SUPPLIED DATA –
::::::::

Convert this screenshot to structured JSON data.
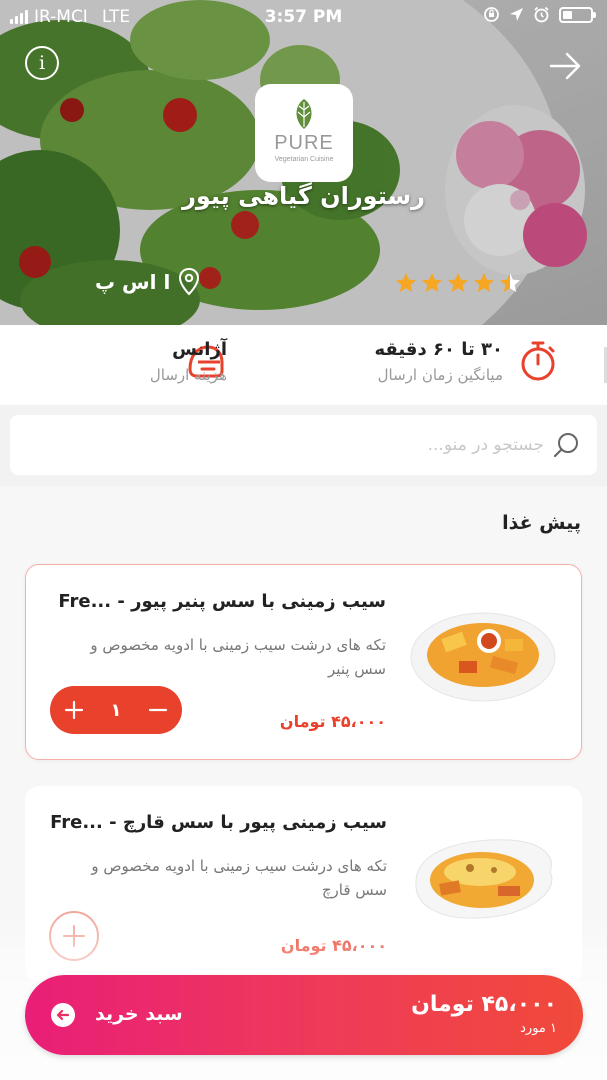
{
  "statusbar": {
    "carrier": "IR-MCI",
    "network": "LTE",
    "time": "3:57 PM"
  },
  "restaurant": {
    "name": "رستوران گیاهی پیور",
    "logo_brand": "PURE",
    "logo_sub": "Vegetarian Cuisine",
    "location": "ا اس پ",
    "rating": 4.5
  },
  "info": {
    "delivery_time_value": "۳۰ تا ۶۰ دقیقه",
    "delivery_time_label": "میانگین زمان ارسال",
    "delivery_fee_value": "آژانس",
    "delivery_fee_label": "هزینه ارسال"
  },
  "search": {
    "placeholder": "جستجو در منو..."
  },
  "menu": {
    "section_title": "پیش غذا",
    "items": [
      {
        "title": "سیب زمینی با سس پنیر پیور - ...Fre",
        "desc": "تکه های درشت سیب زمینی با ادویه مخصوص و سس پنیر",
        "price": "۴۵،۰۰۰ تومان",
        "quantity": "۱"
      },
      {
        "title": "سیب زمینی پیور با سس قارچ - ...Fre",
        "desc": "تکه های درشت سیب زمینی با ادویه مخصوص و سس قارچ",
        "price": "۴۵،۰۰۰ تومان"
      }
    ]
  },
  "cart": {
    "total": "۴۵،۰۰۰ تومان",
    "count": "۱ مورد",
    "label": "سبد خرید"
  },
  "colors": {
    "accent": "#e8412c",
    "cart_gradient_start": "#e91e78",
    "cart_gradient_end": "#f04a3a"
  }
}
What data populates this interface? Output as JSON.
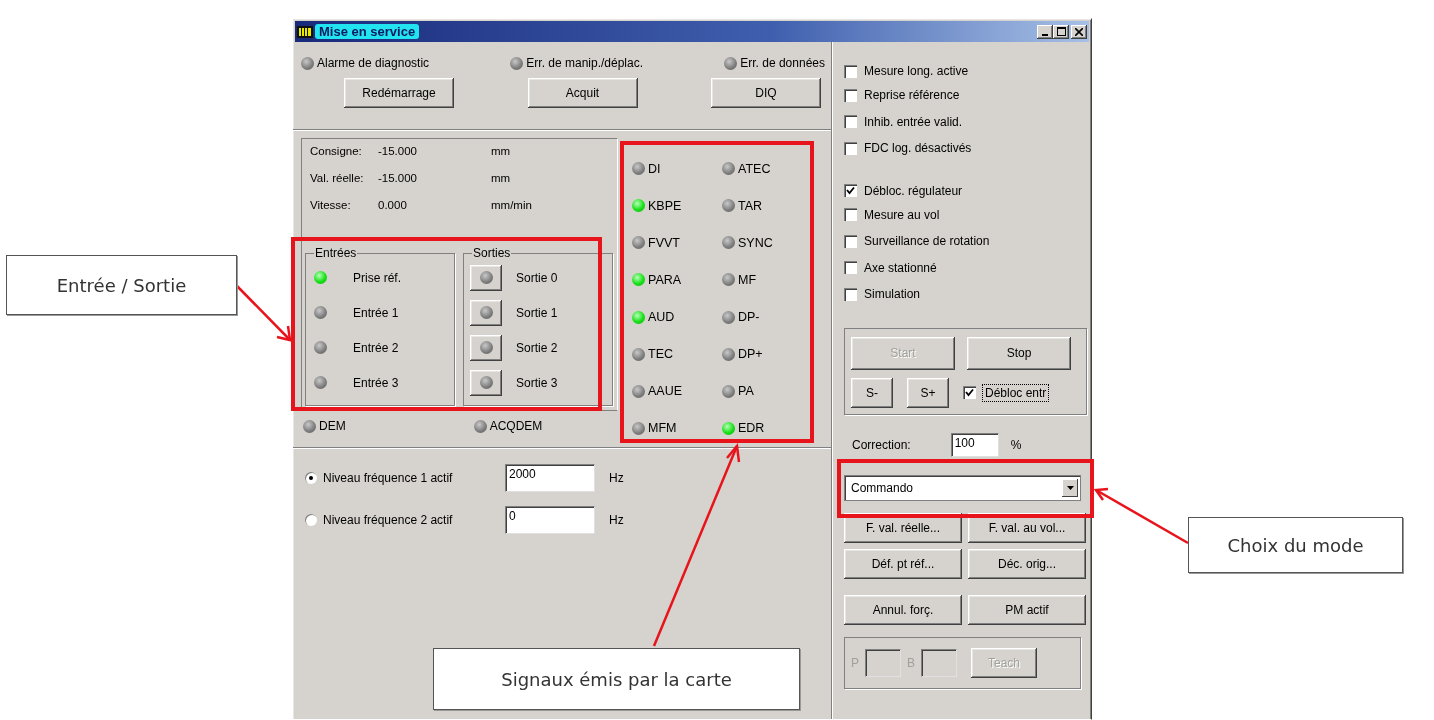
{
  "window": {
    "title": "Mise en service"
  },
  "alarms": [
    {
      "label": "Alarme de diagnostic",
      "on": false
    },
    {
      "label": "Err. de manip./déplac.",
      "on": false
    },
    {
      "label": "Err. de données",
      "on": false
    }
  ],
  "top_buttons": [
    "Redémarrage",
    "Acquit",
    "DIQ"
  ],
  "readouts": [
    {
      "label": "Consigne:",
      "value": "-15.000",
      "unit": "mm"
    },
    {
      "label": "Val. réelle:",
      "value": "-15.000",
      "unit": "mm"
    },
    {
      "label": "Vitesse:",
      "value": "0.000",
      "unit": "mm/min"
    }
  ],
  "inputs": {
    "title": "Entrées",
    "items": [
      {
        "label": "Prise réf.",
        "on": true
      },
      {
        "label": "Entrée 1",
        "on": false
      },
      {
        "label": "Entrée 2",
        "on": false
      },
      {
        "label": "Entrée 3",
        "on": false
      }
    ]
  },
  "outputs": {
    "title": "Sorties",
    "items": [
      {
        "label": "Sortie 0",
        "on": false
      },
      {
        "label": "Sortie 1",
        "on": false
      },
      {
        "label": "Sortie 2",
        "on": false
      },
      {
        "label": "Sortie 3",
        "on": false
      }
    ]
  },
  "status": [
    {
      "label": "DEM",
      "on": false
    },
    {
      "label": "ACQDEM",
      "on": false
    }
  ],
  "signals": [
    {
      "label": "DI",
      "on": false
    },
    {
      "label": "ATEC",
      "on": false
    },
    {
      "label": "KBPE",
      "on": true
    },
    {
      "label": "TAR",
      "on": false
    },
    {
      "label": "FVVT",
      "on": false
    },
    {
      "label": "SYNC",
      "on": false
    },
    {
      "label": "PARA",
      "on": true
    },
    {
      "label": "MF",
      "on": false
    },
    {
      "label": "AUD",
      "on": true
    },
    {
      "label": "DP-",
      "on": false
    },
    {
      "label": "TEC",
      "on": false
    },
    {
      "label": "DP+",
      "on": false
    },
    {
      "label": "AAUE",
      "on": false
    },
    {
      "label": "PA",
      "on": false
    },
    {
      "label": "MFM",
      "on": false
    },
    {
      "label": "EDR",
      "on": true
    }
  ],
  "frequencies": [
    {
      "label": "Niveau fréquence 1 actif",
      "selected": true,
      "value": "2000",
      "unit": "Hz"
    },
    {
      "label": "Niveau fréquence 2 actif",
      "selected": false,
      "value": "0",
      "unit": "Hz"
    }
  ],
  "option_groups": [
    [
      {
        "label": "Mesure long. active",
        "checked": false
      },
      {
        "label": "Reprise référence",
        "checked": false
      },
      {
        "label": "Inhib. entrée valid.",
        "checked": false
      },
      {
        "label": "FDC log. désactivés",
        "checked": false
      }
    ],
    [
      {
        "label": "Débloc. régulateur",
        "checked": true
      },
      {
        "label": "Mesure au vol",
        "checked": false
      },
      {
        "label": "Surveillance de rotation",
        "checked": false
      },
      {
        "label": "Axe stationné",
        "checked": false
      },
      {
        "label": "Simulation",
        "checked": false
      }
    ]
  ],
  "motion": {
    "start": {
      "label": "Start",
      "disabled": true
    },
    "stop": {
      "label": "Stop",
      "disabled": false
    },
    "jog_minus": "S-",
    "jog_plus": "S+",
    "enable": {
      "label": "Débloc entr",
      "checked": true
    }
  },
  "correction": {
    "label": "Correction:",
    "value": "100",
    "unit": "%"
  },
  "mode": {
    "value": "Commando"
  },
  "action_buttons": [
    "F. val. réelle...",
    "F. val. au vol...",
    "Déf. pt réf...",
    "Déc. orig...",
    "Annul. forç.",
    "PM actif"
  ],
  "teach": {
    "p_label": "P",
    "b_label": "B",
    "button": {
      "label": "Teach",
      "disabled": true
    }
  },
  "callouts": [
    {
      "text": "Entrée / Sortie"
    },
    {
      "text": "Signaux émis par la carte"
    },
    {
      "text": "Choix du mode"
    }
  ]
}
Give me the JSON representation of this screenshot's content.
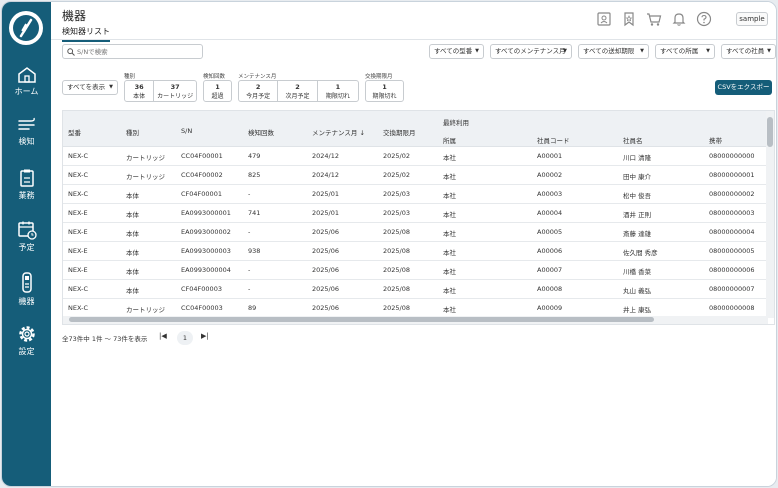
{
  "sidebar": {
    "items": [
      {
        "label": "ホーム",
        "icon": "home-icon"
      },
      {
        "label": "検知",
        "icon": "detection-icon"
      },
      {
        "label": "業務",
        "icon": "clipboard-icon"
      },
      {
        "label": "予定",
        "icon": "calendar-icon"
      },
      {
        "label": "機器",
        "icon": "device-icon"
      },
      {
        "label": "設定",
        "icon": "gear-icon"
      }
    ]
  },
  "header": {
    "title": "機器",
    "subtab": "検知器リスト",
    "user": "sample"
  },
  "search": {
    "placeholder": "S/Nで検索"
  },
  "filters": [
    "すべての型番",
    "すべてのメンテナンス月",
    "すべての送却期限",
    "すべての所属",
    "すべての社員"
  ],
  "show_select": "すべてを表示",
  "groups": {
    "type": {
      "label": "種別",
      "cells": [
        {
          "count": "36",
          "label": "本体"
        },
        {
          "count": "37",
          "label": "カートリッジ"
        }
      ]
    },
    "detect": {
      "label": "検知回数",
      "cells": [
        {
          "count": "1",
          "label": "超過"
        }
      ]
    },
    "maint": {
      "label": "メンテナンス月",
      "cells": [
        {
          "count": "2",
          "label": "今月予定"
        },
        {
          "count": "2",
          "label": "次月予定"
        },
        {
          "count": "1",
          "label": "期限切れ"
        }
      ]
    },
    "exchange": {
      "label": "交換期限月",
      "cells": [
        {
          "count": "1",
          "label": "期限切れ"
        }
      ]
    }
  },
  "csv_button": "CSVをエクスポート",
  "table": {
    "group_header": "最終利用",
    "columns": [
      "型番",
      "種別",
      "S/N",
      "検知回数",
      "メンテナンス月",
      "交換期限月",
      "所属",
      "社員コード",
      "社員名",
      "携帯"
    ],
    "sort_arrow": "↓",
    "rows": [
      [
        "NEX-C",
        "カートリッジ",
        "CC04F00001",
        "479",
        "2024/12",
        "2025/02",
        "本社",
        "A00001",
        "川口 清隆",
        "08000000000"
      ],
      [
        "NEX-C",
        "カートリッジ",
        "CC04F00002",
        "825",
        "2024/12",
        "2025/02",
        "本社",
        "A00002",
        "田中 康介",
        "08000000001"
      ],
      [
        "NEX-C",
        "本体",
        "CF04F00001",
        "-",
        "2025/01",
        "2025/03",
        "本社",
        "A00003",
        "松中 俊吾",
        "08000000002"
      ],
      [
        "NEX-E",
        "本体",
        "EA0993000001",
        "741",
        "2025/01",
        "2025/03",
        "本社",
        "A00004",
        "酒井 正則",
        "08000000003"
      ],
      [
        "NEX-E",
        "本体",
        "EA0993000002",
        "-",
        "2025/06",
        "2025/08",
        "本社",
        "A00005",
        "斎藤 達雄",
        "08000000004"
      ],
      [
        "NEX-E",
        "本体",
        "EA0993000003",
        "938",
        "2025/06",
        "2025/08",
        "本社",
        "A00006",
        "佐久間 秀彦",
        "08000000005"
      ],
      [
        "NEX-E",
        "本体",
        "EA0993000004",
        "-",
        "2025/06",
        "2025/08",
        "本社",
        "A00007",
        "川橋 香菜",
        "08000000006"
      ],
      [
        "NEX-C",
        "本体",
        "CF04F00003",
        "-",
        "2025/06",
        "2025/08",
        "本社",
        "A00008",
        "丸山 義弘",
        "08000000007"
      ],
      [
        "NEX-C",
        "カートリッジ",
        "CC04F00003",
        "89",
        "2025/06",
        "2025/08",
        "本社",
        "A00009",
        "井上 康弘",
        "08000000008"
      ]
    ]
  },
  "pager": {
    "summary": "全73件中 1件 〜 73件を表示",
    "first": "|◀",
    "page": "1",
    "last": "▶|"
  }
}
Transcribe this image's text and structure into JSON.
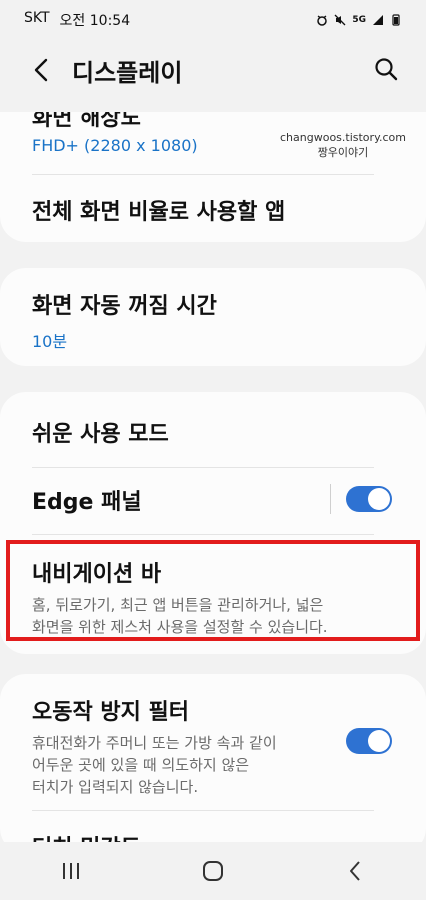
{
  "status": {
    "carrier": "SKT",
    "time": "오전 10:54",
    "network": "5G"
  },
  "header": {
    "title": "디스플레이",
    "back_icon": "back-arrow-icon",
    "search_icon": "search-icon"
  },
  "watermark": {
    "line1": "changwoos.tistory.com",
    "line2": "짱우이야기"
  },
  "card1": {
    "resolution_title": "화면 해상도",
    "resolution_value": "FHD+ (2280 x 1080)",
    "fullscreen_apps_title": "전체 화면 비율로 사용할 앱"
  },
  "card2": {
    "timeout_title": "화면 자동 꺼짐 시간",
    "timeout_value": "10분"
  },
  "card3": {
    "easy_mode_title": "쉬운 사용 모드",
    "edge_panel_title": "Edge 패널",
    "edge_panel_enabled": true,
    "nav_bar_title": "내비게이션 바",
    "nav_bar_desc_line1": "홈, 뒤로가기, 최근 앱 버튼을 관리하거나, 넓은",
    "nav_bar_desc_line2": "화면을 위한 제스처 사용을 설정할 수 있습니다."
  },
  "card4": {
    "accidental_touch_title": "오동작 방지 필터",
    "accidental_touch_desc_line1": "휴대전화가 주머니 또는 가방 속과 같이",
    "accidental_touch_desc_line2": "어두운 곳에 있을 때 의도하지 않은",
    "accidental_touch_desc_line3": "터치가 입력되지 않습니다.",
    "accidental_touch_enabled": true,
    "next_title_partial": "터치 민감도"
  },
  "colors": {
    "accent": "#2e72d2",
    "link": "#1a73c7",
    "highlight": "#e21c1c"
  }
}
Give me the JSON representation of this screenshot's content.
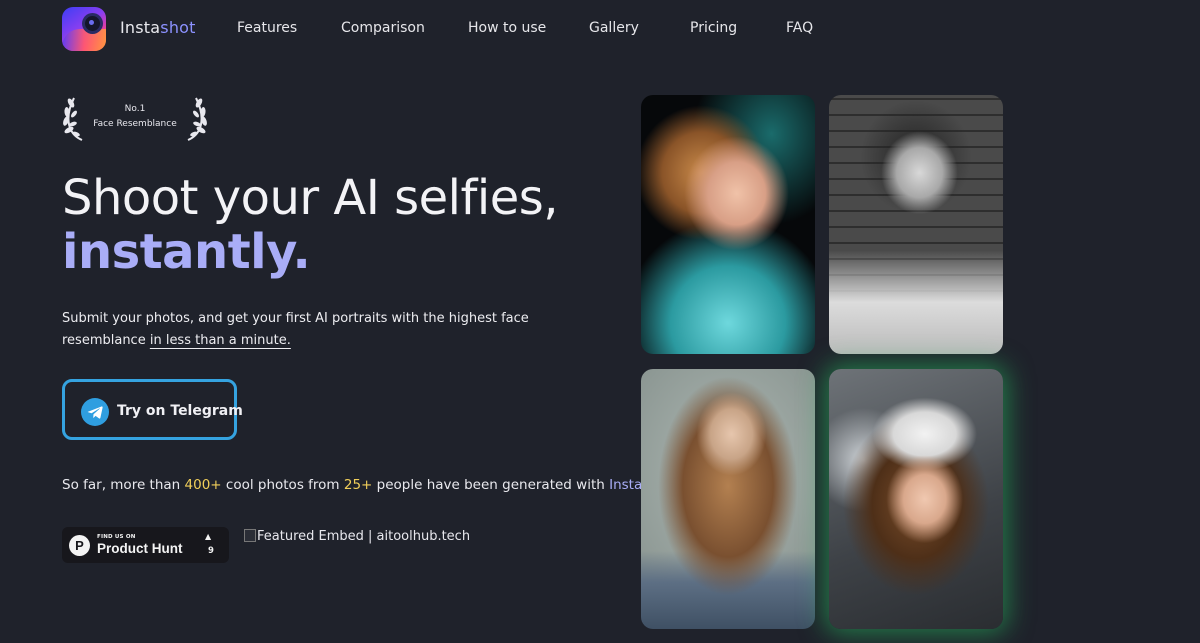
{
  "brand": {
    "name_part1": "Insta",
    "name_part2": "shot"
  },
  "nav": {
    "links": [
      "Features",
      "Comparison",
      "How to use",
      "Gallery",
      "Pricing",
      "FAQ"
    ]
  },
  "award": {
    "line1": "No.1",
    "line2": "Face Resemblance"
  },
  "hero": {
    "title_line1": "Shoot your AI selfies,",
    "title_line2": "instantly.",
    "subtitle_part1": "Submit your photos, and get your first AI portraits with the highest face resemblance ",
    "subtitle_link": "in less than a minute."
  },
  "cta": {
    "label": "Try on Telegram"
  },
  "stats": {
    "prefix": "So far, more than ",
    "photos": "400+",
    "middle": " cool photos from ",
    "people": "25+",
    "suffix": " people have been generated with ",
    "brand": "Instashot"
  },
  "producthunt": {
    "small": "FIND US ON",
    "big": "Product Hunt",
    "arrow": "▲",
    "count": "9",
    "letter": "P"
  },
  "embed": {
    "alt": "Featured Embed | aitoolhub.tech"
  },
  "gallery": {
    "items": [
      "portrait-color-vintage",
      "portrait-bw-brick",
      "portrait-braids",
      "portrait-beret"
    ]
  },
  "colors": {
    "accent": "#a9adf7",
    "highlight": "#f1cf5a",
    "telegram": "#35a3e0",
    "background": "#1f222b"
  }
}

::::::::

STATED TASK – Show every line where the string "ادویه" appears.

EXERCISE RESPONSE –
        "desc": "تکه های درشت سیب زمینی با ادویه مخصوص و سس پنیر",
        "desc": "تکه های درشت سیب زمینی با ادویه مخصوص و سس قارچ",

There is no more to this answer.